↓↓↓
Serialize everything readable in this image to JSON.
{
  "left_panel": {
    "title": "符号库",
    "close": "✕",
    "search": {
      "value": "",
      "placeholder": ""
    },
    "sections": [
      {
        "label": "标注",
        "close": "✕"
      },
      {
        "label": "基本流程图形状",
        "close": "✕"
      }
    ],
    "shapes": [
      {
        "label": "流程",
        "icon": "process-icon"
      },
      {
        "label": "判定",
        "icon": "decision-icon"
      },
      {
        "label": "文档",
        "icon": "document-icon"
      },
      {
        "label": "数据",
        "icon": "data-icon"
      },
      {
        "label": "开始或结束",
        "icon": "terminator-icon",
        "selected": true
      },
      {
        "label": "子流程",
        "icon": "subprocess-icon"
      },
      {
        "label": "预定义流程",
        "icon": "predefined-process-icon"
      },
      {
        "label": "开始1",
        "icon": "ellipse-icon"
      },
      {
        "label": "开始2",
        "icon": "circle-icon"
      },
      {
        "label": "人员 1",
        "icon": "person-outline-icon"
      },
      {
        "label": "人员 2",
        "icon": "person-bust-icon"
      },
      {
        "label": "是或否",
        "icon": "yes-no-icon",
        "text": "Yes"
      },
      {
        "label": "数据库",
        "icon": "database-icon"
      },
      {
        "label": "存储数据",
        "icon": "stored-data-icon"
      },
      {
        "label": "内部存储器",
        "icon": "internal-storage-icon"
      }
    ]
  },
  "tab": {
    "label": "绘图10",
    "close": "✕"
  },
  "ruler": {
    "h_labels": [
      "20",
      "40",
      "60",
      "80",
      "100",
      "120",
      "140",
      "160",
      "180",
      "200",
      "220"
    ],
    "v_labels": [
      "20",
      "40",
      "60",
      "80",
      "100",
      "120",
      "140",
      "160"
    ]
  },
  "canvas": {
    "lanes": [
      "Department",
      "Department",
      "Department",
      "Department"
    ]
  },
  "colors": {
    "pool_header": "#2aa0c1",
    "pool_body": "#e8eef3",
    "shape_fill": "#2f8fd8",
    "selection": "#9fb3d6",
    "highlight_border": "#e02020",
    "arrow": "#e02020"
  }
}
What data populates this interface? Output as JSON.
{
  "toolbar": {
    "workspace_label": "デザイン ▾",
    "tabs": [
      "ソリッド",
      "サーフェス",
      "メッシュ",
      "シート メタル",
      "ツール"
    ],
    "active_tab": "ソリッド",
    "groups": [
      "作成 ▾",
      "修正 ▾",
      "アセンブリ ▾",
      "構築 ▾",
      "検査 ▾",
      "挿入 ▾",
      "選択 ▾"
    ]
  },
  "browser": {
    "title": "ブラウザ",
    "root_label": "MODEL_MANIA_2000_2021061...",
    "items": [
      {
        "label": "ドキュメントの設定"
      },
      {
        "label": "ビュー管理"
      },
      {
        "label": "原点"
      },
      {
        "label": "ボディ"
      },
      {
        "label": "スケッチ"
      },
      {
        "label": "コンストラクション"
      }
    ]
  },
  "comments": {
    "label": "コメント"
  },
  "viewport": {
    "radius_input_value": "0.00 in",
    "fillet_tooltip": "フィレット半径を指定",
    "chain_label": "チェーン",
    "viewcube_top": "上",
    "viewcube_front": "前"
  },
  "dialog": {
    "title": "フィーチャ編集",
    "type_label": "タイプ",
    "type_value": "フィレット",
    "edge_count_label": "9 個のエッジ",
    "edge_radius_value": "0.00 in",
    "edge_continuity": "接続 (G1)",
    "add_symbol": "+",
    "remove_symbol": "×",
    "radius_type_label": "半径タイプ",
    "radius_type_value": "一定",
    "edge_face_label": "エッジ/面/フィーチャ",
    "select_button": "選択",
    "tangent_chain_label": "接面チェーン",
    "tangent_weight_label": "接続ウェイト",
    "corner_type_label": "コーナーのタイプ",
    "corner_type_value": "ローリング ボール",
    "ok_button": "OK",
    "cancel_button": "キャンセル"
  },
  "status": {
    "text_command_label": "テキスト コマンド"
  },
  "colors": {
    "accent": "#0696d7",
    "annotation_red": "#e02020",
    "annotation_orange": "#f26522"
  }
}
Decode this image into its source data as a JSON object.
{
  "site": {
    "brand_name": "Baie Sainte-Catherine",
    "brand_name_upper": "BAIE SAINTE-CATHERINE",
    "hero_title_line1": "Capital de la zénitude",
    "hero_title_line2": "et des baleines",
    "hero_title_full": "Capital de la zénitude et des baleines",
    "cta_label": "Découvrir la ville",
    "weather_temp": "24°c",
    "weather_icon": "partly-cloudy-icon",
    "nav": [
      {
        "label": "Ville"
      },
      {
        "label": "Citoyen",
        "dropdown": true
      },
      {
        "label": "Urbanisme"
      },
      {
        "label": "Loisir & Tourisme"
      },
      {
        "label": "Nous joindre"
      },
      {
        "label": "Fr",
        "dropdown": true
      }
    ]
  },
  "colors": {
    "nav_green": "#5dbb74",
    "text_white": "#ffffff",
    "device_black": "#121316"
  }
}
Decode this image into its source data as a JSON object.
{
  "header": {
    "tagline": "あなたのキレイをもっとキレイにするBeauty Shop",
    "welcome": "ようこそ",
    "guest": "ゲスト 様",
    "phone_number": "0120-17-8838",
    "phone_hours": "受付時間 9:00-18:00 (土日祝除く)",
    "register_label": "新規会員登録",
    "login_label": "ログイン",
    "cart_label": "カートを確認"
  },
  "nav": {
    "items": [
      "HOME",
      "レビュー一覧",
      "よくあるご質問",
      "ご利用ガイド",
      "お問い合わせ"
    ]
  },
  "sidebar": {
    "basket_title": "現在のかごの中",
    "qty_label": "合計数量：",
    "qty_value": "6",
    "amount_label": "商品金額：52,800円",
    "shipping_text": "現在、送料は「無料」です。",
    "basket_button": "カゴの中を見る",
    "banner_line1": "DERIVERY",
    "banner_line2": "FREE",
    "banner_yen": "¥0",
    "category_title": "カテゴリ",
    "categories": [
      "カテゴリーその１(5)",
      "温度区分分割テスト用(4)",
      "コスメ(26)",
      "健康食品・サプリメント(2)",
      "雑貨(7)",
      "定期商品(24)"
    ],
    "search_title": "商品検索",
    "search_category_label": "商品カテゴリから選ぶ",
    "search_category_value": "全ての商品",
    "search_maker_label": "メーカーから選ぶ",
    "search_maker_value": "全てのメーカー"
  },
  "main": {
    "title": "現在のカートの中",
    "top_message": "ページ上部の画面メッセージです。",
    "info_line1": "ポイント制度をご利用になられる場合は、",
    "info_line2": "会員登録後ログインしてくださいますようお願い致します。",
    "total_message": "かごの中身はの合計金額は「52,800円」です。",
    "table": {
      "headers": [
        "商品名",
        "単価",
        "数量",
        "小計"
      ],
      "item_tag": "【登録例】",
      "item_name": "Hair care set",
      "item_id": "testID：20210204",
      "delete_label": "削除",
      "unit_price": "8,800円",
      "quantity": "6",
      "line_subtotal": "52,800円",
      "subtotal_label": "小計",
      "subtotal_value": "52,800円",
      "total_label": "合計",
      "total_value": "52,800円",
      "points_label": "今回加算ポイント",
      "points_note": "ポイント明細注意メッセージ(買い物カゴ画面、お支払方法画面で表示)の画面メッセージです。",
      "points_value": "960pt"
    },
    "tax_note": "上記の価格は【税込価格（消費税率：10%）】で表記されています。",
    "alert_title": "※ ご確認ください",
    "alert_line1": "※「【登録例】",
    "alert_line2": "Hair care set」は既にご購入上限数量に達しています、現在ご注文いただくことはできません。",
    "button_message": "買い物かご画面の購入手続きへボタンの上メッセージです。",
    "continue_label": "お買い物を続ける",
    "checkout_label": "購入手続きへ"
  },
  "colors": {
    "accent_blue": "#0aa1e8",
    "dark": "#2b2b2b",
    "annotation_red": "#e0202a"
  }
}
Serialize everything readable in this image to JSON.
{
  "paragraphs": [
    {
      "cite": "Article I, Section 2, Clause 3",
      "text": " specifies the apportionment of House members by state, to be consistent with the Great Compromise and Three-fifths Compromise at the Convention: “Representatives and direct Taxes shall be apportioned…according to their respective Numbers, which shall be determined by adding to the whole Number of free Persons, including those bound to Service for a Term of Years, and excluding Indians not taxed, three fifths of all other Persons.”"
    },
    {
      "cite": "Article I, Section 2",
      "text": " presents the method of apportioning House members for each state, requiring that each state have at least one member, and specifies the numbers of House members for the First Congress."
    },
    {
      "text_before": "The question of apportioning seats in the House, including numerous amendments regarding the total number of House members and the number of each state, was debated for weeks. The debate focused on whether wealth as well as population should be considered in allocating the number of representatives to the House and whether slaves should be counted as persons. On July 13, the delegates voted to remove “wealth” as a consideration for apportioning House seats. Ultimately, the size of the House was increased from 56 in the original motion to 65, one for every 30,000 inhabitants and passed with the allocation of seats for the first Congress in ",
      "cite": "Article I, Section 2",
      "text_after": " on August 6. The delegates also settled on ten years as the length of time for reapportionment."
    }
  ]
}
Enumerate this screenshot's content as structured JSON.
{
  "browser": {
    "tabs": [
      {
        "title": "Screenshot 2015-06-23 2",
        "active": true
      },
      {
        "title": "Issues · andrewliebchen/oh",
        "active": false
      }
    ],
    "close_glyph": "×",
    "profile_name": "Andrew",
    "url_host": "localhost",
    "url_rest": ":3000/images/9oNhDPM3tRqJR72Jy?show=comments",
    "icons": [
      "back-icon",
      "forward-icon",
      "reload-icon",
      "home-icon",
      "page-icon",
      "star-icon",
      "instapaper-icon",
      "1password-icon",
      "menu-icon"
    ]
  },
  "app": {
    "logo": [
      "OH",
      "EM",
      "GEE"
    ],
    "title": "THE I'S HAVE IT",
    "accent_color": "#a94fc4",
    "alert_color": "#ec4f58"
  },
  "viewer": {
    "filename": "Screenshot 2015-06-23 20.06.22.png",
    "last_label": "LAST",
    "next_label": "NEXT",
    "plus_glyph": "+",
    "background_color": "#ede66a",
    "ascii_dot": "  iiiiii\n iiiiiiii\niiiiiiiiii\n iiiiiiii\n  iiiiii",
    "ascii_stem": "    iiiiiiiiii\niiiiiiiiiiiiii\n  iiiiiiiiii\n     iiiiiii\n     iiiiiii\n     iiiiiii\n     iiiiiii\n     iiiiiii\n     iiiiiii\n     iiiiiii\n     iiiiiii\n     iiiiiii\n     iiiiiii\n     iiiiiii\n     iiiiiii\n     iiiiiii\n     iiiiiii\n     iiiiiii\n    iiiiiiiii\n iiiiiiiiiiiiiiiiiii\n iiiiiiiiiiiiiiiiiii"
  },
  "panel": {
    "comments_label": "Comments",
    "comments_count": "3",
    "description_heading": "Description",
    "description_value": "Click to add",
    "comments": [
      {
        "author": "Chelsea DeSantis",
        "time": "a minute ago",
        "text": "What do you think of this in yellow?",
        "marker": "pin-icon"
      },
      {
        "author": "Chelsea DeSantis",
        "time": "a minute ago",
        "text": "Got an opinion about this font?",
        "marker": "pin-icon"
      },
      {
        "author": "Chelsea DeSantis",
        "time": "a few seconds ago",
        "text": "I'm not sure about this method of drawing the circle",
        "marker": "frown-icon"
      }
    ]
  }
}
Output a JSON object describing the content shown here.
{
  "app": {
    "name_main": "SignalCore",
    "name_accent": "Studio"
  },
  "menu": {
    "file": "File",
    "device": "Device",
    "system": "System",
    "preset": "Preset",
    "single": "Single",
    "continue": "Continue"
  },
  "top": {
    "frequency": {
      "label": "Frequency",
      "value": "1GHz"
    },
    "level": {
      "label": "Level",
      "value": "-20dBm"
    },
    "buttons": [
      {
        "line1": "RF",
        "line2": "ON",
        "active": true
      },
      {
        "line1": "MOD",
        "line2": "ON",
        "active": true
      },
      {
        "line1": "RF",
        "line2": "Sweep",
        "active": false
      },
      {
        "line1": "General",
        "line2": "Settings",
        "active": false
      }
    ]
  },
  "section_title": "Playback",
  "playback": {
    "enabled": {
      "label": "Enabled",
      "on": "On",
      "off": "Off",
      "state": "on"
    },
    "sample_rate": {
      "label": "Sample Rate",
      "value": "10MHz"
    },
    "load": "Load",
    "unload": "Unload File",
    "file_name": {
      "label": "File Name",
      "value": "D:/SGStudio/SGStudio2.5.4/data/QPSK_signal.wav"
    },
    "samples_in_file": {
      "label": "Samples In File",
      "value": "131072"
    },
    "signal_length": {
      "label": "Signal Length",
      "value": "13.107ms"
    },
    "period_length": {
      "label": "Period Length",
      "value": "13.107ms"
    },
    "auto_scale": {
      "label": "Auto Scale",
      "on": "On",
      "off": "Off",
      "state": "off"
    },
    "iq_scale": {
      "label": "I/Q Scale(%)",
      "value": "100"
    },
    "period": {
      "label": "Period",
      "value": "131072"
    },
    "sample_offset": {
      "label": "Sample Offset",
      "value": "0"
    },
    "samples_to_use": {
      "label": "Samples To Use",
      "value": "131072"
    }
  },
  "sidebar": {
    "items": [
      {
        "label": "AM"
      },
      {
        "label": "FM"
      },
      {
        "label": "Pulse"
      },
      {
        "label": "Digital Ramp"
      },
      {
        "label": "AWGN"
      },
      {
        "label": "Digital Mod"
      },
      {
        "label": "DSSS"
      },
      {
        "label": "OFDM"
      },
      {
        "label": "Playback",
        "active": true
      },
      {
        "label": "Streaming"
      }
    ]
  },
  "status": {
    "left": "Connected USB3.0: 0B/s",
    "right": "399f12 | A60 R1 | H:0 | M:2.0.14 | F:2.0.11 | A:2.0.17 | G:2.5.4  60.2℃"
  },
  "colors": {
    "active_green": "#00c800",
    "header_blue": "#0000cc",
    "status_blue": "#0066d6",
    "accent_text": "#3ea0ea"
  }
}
↑↑↑
Problem requirements:
Gather up every line in the data above that contains the word "time", copying each one.

The response:
      "text_after": " on August 6. The delegates also settled on ten years as the length of time for reapportionment."
        "time": "a minute ago",
        "time": "a minute ago",
        "time": "a few seconds ago",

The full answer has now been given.